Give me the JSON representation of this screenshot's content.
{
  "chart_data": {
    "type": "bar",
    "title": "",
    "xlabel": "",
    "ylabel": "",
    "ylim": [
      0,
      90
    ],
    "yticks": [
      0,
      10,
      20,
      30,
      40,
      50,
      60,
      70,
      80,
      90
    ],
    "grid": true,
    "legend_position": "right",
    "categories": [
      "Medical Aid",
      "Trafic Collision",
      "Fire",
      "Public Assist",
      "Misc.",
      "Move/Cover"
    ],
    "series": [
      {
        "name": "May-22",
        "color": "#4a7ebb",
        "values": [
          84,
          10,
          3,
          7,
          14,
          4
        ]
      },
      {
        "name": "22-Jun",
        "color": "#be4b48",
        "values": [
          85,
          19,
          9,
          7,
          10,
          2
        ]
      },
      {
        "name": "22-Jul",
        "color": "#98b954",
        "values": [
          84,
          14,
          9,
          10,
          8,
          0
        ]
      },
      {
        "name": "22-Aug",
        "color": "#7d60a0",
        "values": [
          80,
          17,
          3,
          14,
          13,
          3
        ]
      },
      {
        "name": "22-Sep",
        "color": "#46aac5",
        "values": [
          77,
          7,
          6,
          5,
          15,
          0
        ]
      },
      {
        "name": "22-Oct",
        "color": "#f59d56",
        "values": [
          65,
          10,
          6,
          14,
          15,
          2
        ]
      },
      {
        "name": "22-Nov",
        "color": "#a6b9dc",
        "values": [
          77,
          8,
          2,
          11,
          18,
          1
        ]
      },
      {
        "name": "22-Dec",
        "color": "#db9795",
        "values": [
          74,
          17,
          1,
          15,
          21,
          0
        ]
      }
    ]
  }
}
──────────
WRITTEN EXERCISE. Copy every line above in which the string "name" shows up.

RESULT OF THIS TASK.
        "name": "May-22",
        "name": "22-Jun",
        "name": "22-Jul",
        "name": "22-Aug",
        "name": "22-Sep",
        "name": "22-Oct",
        "name": "22-Nov",
        "name": "22-Dec",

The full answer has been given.